* Begin *

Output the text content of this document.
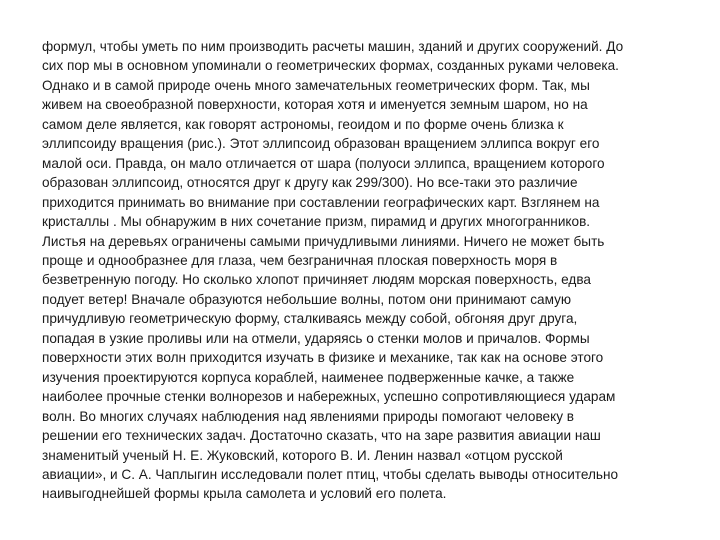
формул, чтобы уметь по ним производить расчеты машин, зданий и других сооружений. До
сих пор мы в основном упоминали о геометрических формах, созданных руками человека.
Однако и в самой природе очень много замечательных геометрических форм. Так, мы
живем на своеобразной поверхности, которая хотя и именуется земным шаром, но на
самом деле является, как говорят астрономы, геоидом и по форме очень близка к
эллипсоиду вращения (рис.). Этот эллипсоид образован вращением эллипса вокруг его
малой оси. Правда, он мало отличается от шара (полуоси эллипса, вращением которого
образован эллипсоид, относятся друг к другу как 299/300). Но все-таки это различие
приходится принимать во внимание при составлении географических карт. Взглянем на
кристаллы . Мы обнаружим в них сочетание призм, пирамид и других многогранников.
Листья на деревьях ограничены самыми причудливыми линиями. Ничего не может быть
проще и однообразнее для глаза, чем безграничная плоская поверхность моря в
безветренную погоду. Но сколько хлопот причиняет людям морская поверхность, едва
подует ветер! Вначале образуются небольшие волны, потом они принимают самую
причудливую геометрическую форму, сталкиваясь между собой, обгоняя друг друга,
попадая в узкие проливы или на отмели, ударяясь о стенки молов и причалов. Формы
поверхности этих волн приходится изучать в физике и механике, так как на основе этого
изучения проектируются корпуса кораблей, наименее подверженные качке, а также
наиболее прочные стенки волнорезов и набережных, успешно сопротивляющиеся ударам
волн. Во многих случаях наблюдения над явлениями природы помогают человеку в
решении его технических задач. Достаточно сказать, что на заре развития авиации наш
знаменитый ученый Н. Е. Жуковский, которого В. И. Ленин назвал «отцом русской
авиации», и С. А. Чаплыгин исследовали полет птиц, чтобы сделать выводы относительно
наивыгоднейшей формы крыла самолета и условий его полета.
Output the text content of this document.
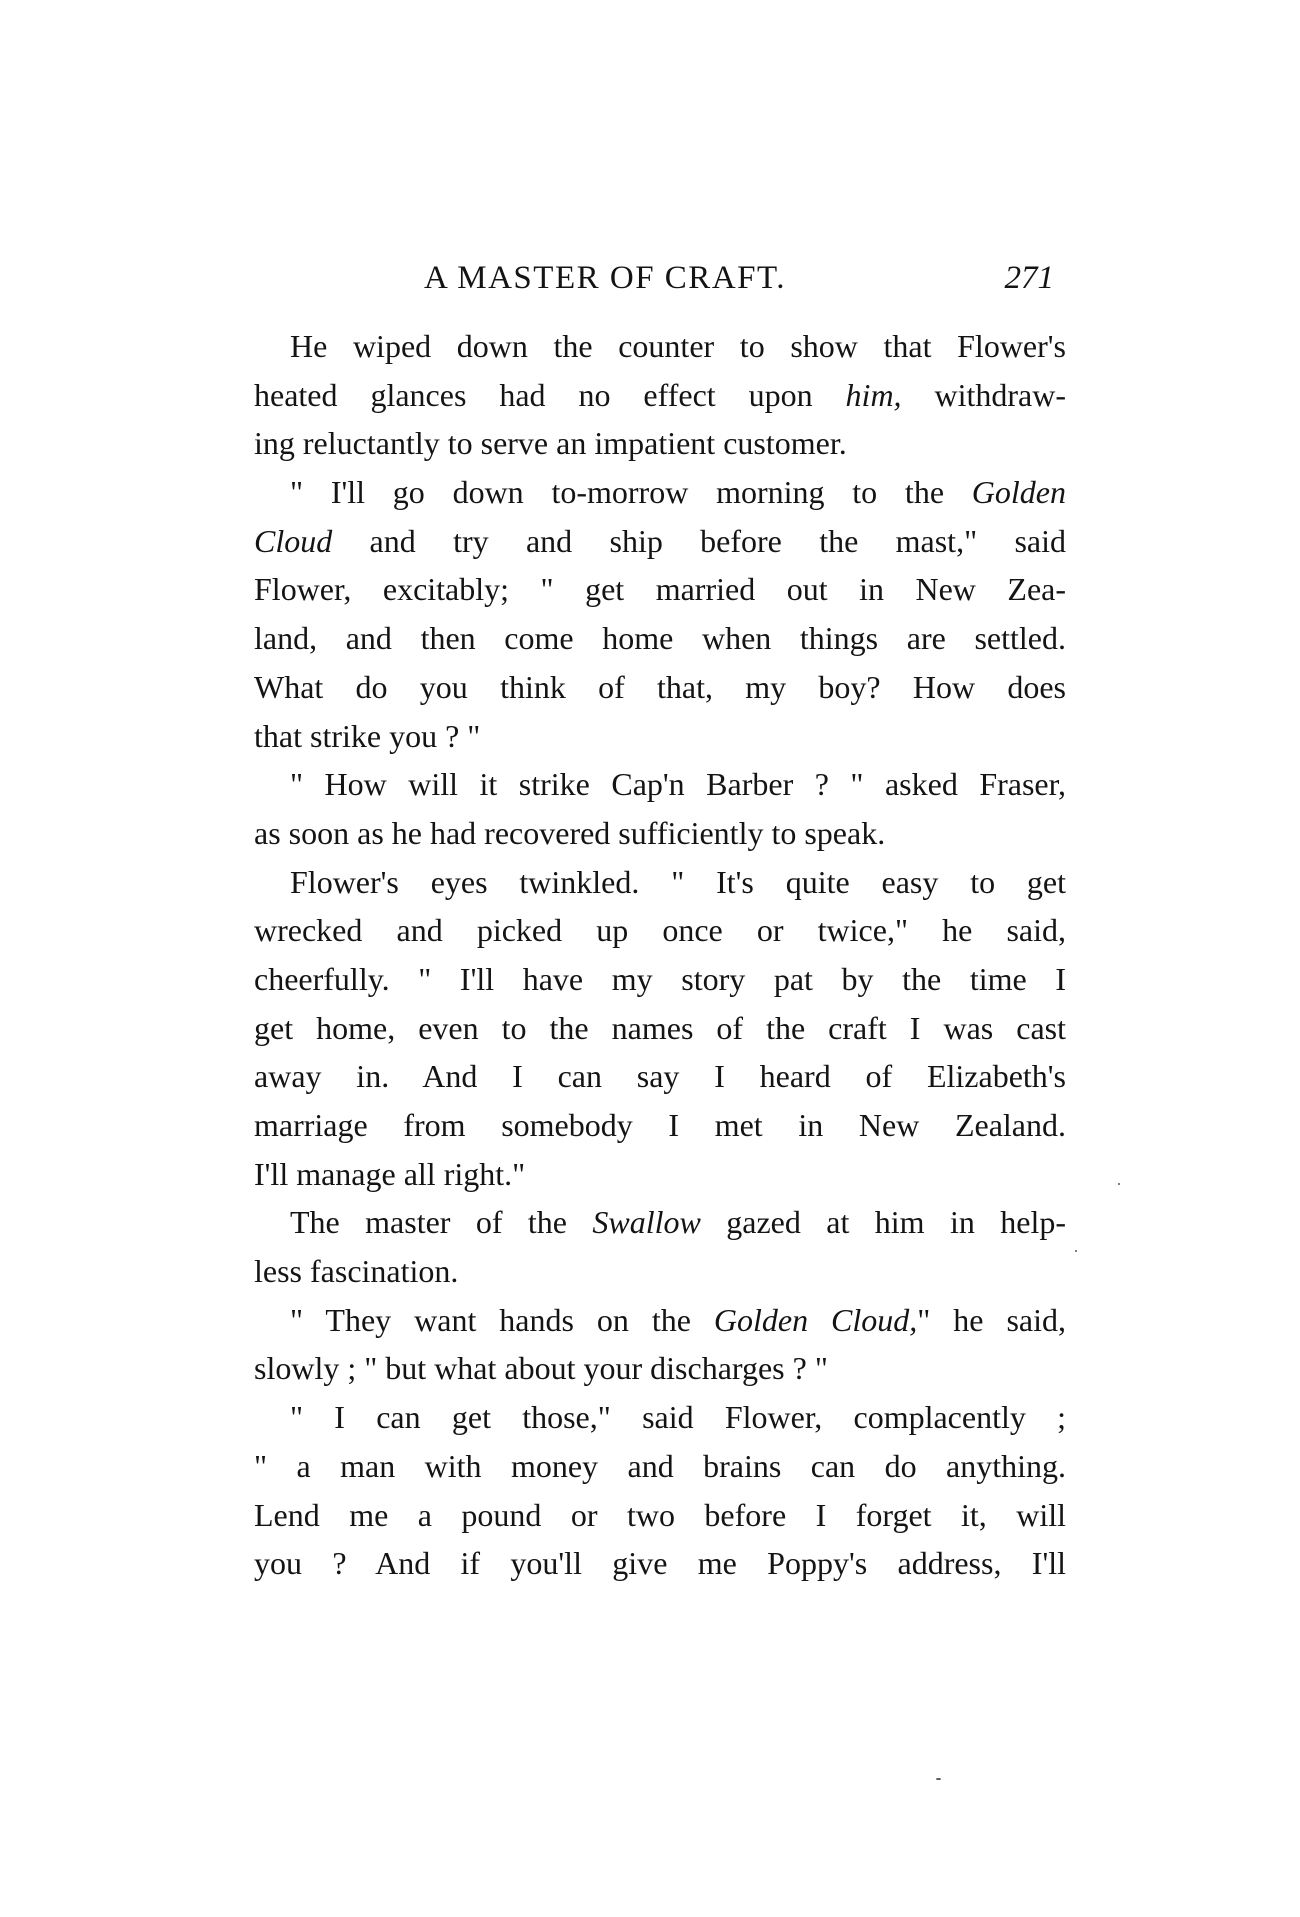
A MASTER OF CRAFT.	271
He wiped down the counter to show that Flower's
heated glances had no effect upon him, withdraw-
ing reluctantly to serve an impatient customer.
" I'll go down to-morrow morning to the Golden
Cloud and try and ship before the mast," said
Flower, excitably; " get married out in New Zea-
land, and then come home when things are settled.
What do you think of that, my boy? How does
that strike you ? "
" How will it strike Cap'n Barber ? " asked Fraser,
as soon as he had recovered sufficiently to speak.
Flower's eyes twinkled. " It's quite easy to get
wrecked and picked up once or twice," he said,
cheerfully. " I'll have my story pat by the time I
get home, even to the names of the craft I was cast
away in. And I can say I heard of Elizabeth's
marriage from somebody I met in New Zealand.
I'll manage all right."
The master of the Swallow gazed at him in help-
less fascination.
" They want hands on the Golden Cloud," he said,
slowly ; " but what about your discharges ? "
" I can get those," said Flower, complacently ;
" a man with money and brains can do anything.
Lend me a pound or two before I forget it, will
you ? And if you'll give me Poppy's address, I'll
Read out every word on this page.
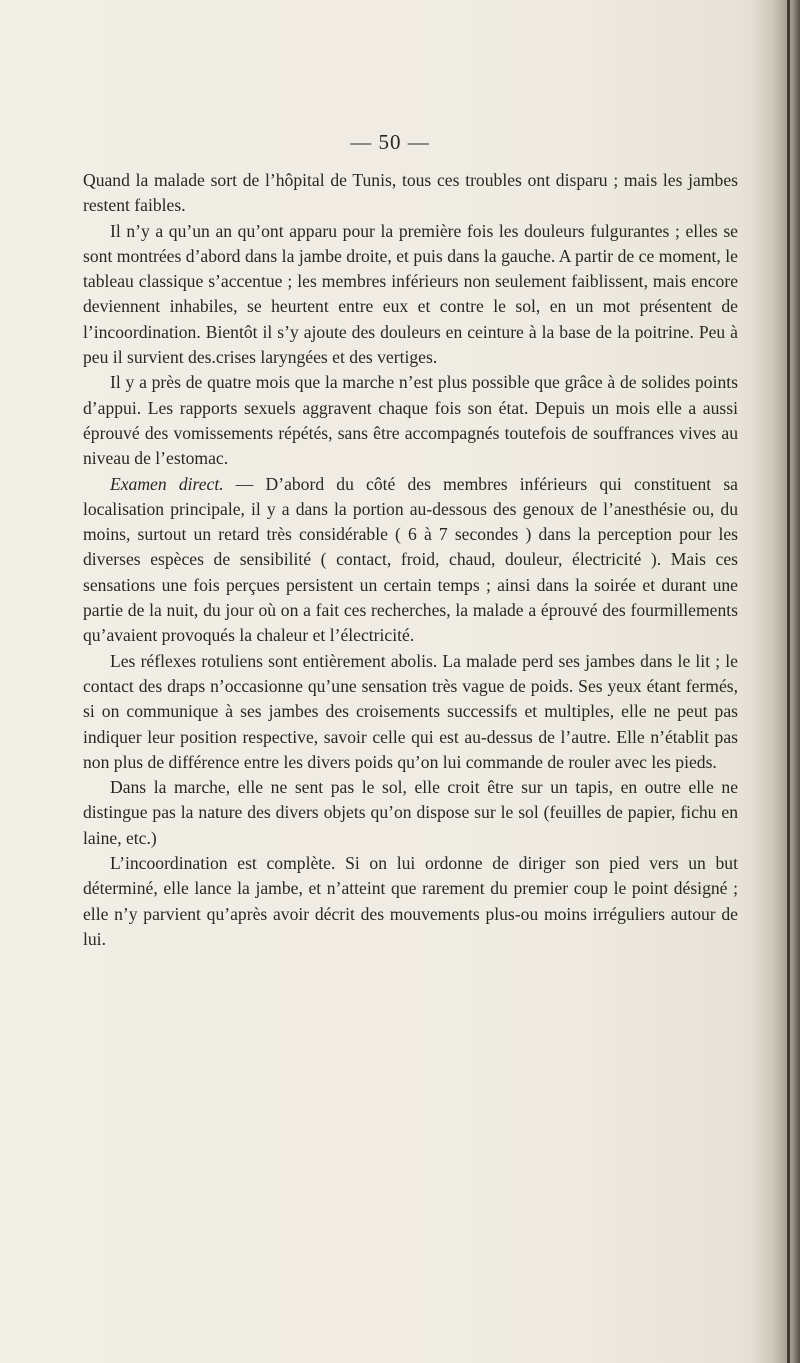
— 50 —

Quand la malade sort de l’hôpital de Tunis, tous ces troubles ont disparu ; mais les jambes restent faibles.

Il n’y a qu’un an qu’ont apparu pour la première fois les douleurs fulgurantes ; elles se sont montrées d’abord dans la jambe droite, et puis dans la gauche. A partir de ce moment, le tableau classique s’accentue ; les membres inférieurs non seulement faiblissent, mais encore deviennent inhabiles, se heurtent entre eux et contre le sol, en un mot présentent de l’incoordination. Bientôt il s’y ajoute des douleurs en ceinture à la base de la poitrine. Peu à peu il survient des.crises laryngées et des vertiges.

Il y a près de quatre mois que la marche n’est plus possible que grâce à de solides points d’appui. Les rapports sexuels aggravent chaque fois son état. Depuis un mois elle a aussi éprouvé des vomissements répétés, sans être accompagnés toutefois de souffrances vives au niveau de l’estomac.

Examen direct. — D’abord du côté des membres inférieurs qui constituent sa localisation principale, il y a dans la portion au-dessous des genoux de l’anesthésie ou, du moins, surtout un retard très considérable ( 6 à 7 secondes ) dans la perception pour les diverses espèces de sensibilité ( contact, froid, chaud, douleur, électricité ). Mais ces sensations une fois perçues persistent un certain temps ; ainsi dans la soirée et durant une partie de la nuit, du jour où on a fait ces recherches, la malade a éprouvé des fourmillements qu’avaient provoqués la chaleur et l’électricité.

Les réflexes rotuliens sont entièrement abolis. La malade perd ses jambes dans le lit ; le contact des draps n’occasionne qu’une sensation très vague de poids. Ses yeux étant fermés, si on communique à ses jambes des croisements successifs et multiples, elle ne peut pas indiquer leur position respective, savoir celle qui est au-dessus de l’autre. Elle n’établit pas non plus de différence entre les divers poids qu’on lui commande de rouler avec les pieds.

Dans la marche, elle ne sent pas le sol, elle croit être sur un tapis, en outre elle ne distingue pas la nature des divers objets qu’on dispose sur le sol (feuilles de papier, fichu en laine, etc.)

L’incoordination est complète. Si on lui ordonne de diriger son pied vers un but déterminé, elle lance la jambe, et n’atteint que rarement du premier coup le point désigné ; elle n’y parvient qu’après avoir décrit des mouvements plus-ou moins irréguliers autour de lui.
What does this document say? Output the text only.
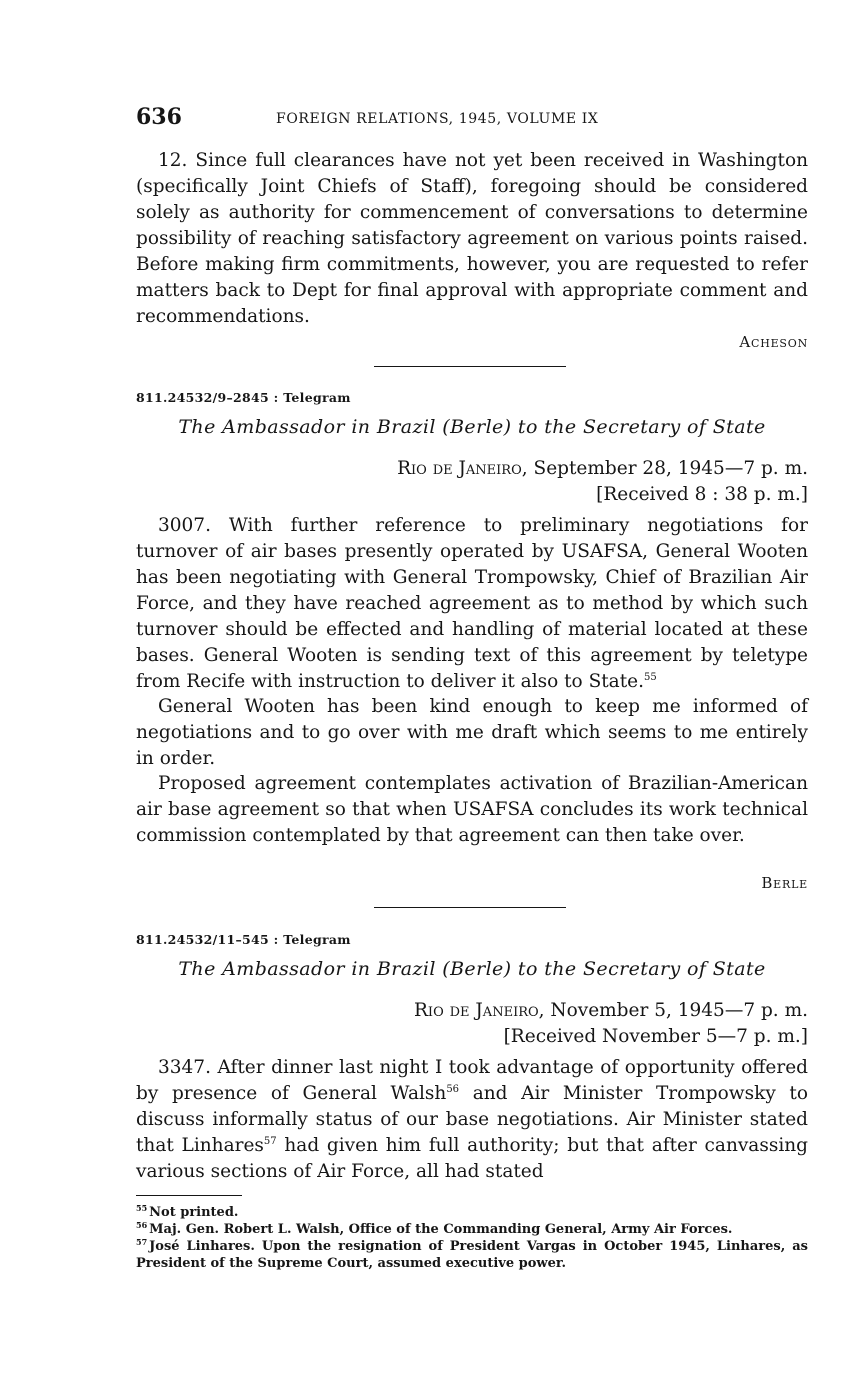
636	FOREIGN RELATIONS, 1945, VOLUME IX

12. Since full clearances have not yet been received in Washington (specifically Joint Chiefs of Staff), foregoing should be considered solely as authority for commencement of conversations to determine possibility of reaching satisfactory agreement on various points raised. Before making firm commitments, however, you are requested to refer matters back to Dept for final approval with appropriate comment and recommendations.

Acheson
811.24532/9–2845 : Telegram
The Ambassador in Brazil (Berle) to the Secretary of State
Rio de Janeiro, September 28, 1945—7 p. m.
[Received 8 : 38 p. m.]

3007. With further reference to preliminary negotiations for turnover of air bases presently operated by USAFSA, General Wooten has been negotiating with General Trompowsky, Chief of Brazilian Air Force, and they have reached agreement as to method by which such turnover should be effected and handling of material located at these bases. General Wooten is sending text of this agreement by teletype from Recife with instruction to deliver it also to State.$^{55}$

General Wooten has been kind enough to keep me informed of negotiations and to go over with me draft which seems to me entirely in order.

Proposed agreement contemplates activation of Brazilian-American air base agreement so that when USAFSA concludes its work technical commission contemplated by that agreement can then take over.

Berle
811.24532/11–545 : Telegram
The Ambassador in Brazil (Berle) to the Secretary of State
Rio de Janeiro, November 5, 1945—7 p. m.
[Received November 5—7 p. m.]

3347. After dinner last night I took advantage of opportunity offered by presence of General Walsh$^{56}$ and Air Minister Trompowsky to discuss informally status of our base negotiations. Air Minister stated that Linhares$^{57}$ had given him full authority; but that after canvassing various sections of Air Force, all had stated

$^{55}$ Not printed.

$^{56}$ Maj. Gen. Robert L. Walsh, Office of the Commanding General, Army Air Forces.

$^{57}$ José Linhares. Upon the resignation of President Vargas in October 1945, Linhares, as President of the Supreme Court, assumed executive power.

* End *

▸ SET EXERCISE: Copy each line of the listing that contains the string "Telegram".

▸ WRITTEN REPLY:
811.24532/9–2845 : Telegram
811.24532/11–545 : Telegram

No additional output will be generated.